--- Start Data excerpts ---

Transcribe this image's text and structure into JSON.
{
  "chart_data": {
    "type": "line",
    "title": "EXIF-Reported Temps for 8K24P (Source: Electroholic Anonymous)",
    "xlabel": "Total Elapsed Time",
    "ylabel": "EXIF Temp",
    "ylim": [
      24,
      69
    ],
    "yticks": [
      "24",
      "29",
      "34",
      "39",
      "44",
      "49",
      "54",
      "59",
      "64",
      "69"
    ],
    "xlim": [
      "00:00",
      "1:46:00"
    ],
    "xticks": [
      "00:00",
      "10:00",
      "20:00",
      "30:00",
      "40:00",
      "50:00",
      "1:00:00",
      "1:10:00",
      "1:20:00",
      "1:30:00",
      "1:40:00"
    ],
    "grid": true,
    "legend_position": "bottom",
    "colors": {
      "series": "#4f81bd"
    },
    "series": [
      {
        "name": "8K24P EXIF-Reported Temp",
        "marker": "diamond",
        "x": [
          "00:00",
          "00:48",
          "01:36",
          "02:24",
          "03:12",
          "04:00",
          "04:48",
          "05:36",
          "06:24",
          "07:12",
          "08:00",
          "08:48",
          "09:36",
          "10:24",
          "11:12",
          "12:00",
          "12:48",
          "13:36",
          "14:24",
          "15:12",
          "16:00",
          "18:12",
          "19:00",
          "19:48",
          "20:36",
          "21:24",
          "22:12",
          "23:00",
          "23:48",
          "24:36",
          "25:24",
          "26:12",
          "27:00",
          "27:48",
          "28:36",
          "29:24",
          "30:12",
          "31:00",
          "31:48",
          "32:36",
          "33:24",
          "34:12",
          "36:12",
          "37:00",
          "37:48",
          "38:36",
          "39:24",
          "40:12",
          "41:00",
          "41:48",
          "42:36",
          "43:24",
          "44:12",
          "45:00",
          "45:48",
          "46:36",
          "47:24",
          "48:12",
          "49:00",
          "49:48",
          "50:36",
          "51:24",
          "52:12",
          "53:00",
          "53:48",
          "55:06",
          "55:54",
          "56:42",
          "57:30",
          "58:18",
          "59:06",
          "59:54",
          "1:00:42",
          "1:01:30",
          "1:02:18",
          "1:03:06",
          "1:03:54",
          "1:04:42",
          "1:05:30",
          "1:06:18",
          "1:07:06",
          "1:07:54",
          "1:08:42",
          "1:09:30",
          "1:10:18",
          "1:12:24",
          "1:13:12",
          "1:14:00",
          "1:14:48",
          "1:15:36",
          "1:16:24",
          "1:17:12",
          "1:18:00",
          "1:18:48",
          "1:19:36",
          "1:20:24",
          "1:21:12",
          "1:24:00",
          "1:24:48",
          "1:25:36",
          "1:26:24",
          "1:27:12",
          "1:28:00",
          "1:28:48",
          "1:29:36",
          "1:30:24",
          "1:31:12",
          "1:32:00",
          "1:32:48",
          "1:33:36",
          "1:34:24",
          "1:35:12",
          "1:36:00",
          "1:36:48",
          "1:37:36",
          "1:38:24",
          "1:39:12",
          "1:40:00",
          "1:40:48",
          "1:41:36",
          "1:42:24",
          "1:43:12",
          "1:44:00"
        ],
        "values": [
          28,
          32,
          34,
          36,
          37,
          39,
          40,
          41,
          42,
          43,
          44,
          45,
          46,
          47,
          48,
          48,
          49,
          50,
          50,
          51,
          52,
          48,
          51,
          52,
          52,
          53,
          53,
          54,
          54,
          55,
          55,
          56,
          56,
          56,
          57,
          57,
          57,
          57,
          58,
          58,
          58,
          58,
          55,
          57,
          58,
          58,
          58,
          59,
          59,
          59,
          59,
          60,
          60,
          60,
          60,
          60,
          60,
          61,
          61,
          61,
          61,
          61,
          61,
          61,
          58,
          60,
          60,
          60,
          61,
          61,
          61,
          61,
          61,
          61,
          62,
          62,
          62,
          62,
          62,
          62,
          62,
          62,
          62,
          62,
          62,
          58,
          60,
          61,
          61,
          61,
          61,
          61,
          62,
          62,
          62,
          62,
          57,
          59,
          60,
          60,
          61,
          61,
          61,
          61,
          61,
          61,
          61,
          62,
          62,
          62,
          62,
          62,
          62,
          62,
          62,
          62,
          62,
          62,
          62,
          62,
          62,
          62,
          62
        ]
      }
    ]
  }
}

--- End Data excerpts ---

__Task requirements__
Make an exact copy of the records.

__Reply to the exercise__
Transcribe this image's text and structure into JSON.
{
  "chart_data": {
    "type": "line",
    "title": "EXIF-Reported Temps for 8K24P (Source: Electroholic Anonymous)",
    "xlabel": "Total Elapsed Time",
    "ylabel": "EXIF Temp",
    "ylim": [
      24,
      69
    ],
    "yticks": [
      "24",
      "29",
      "34",
      "39",
      "44",
      "49",
      "54",
      "59",
      "64",
      "69"
    ],
    "xlim": [
      "00:00",
      "1:46:00"
    ],
    "xticks": [
      "00:00",
      "10:00",
      "20:00",
      "30:00",
      "40:00",
      "50:00",
      "1:00:00",
      "1:10:00",
      "1:20:00",
      "1:30:00",
      "1:40:00"
    ],
    "grid": true,
    "legend_position": "bottom",
    "colors": {
      "series": "#4f81bd"
    },
    "series": [
      {
        "name": "8K24P EXIF-Reported Temp",
        "marker": "diamond",
        "x": [
          "00:00",
          "00:48",
          "01:36",
          "02:24",
          "03:12",
          "04:00",
          "04:48",
          "05:36",
          "06:24",
          "07:12",
          "08:00",
          "08:48",
          "09:36",
          "10:24",
          "11:12",
          "12:00",
          "12:48",
          "13:36",
          "14:24",
          "15:12",
          "16:00",
          "18:12",
          "19:00",
          "19:48",
          "20:36",
          "21:24",
          "22:12",
          "23:00",
          "23:48",
          "24:36",
          "25:24",
          "26:12",
          "27:00",
          "27:48",
          "28:36",
          "29:24",
          "30:12",
          "31:00",
          "31:48",
          "32:36",
          "33:24",
          "34:12",
          "36:12",
          "37:00",
          "37:48",
          "38:36",
          "39:24",
          "40:12",
          "41:00",
          "41:48",
          "42:36",
          "43:24",
          "44:12",
          "45:00",
          "45:48",
          "46:36",
          "47:24",
          "48:12",
          "49:00",
          "49:48",
          "50:36",
          "51:24",
          "52:12",
          "53:00",
          "53:48",
          "55:06",
          "55:54",
          "56:42",
          "57:30",
          "58:18",
          "59:06",
          "59:54",
          "1:00:42",
          "1:01:30",
          "1:02:18",
          "1:03:06",
          "1:03:54",
          "1:04:42",
          "1:05:30",
          "1:06:18",
          "1:07:06",
          "1:07:54",
          "1:08:42",
          "1:09:30",
          "1:10:18",
          "1:12:24",
          "1:13:12",
          "1:14:00",
          "1:14:48",
          "1:15:36",
          "1:16:24",
          "1:17:12",
          "1:18:00",
          "1:18:48",
          "1:19:36",
          "1:20:24",
          "1:21:12",
          "1:24:00",
          "1:24:48",
          "1:25:36",
          "1:26:24",
          "1:27:12",
          "1:28:00",
          "1:28:48",
          "1:29:36",
          "1:30:24",
          "1:31:12",
          "1:32:00",
          "1:32:48",
          "1:33:36",
          "1:34:24",
          "1:35:12",
          "1:36:00",
          "1:36:48",
          "1:37:36",
          "1:38:24",
          "1:39:12",
          "1:40:00",
          "1:40:48",
          "1:41:36",
          "1:42:24",
          "1:43:12",
          "1:44:00"
        ],
        "values": [
          28,
          32,
          34,
          36,
          37,
          39,
          40,
          41,
          42,
          43,
          44,
          45,
          46,
          47,
          48,
          48,
          49,
          50,
          50,
          51,
          52,
          48,
          51,
          52,
          52,
          53,
          53,
          54,
          54,
          55,
          55,
          56,
          56,
          56,
          57,
          57,
          57,
          57,
          58,
          58,
          58,
          58,
          55,
          57,
          58,
          58,
          58,
          59,
          59,
          59,
          59,
          60,
          60,
          60,
          60,
          60,
          60,
          61,
          61,
          61,
          61,
          61,
          61,
          61,
          58,
          60,
          60,
          60,
          61,
          61,
          61,
          61,
          61,
          61,
          62,
          62,
          62,
          62,
          62,
          62,
          62,
          62,
          62,
          62,
          62,
          58,
          60,
          61,
          61,
          61,
          61,
          61,
          62,
          62,
          62,
          62,
          57,
          59,
          60,
          60,
          61,
          61,
          61,
          61,
          61,
          61,
          61,
          62,
          62,
          62,
          62,
          62,
          62,
          62,
          62,
          62,
          62,
          62,
          62,
          62,
          62,
          62,
          62
        ]
      }
    ]
  }
}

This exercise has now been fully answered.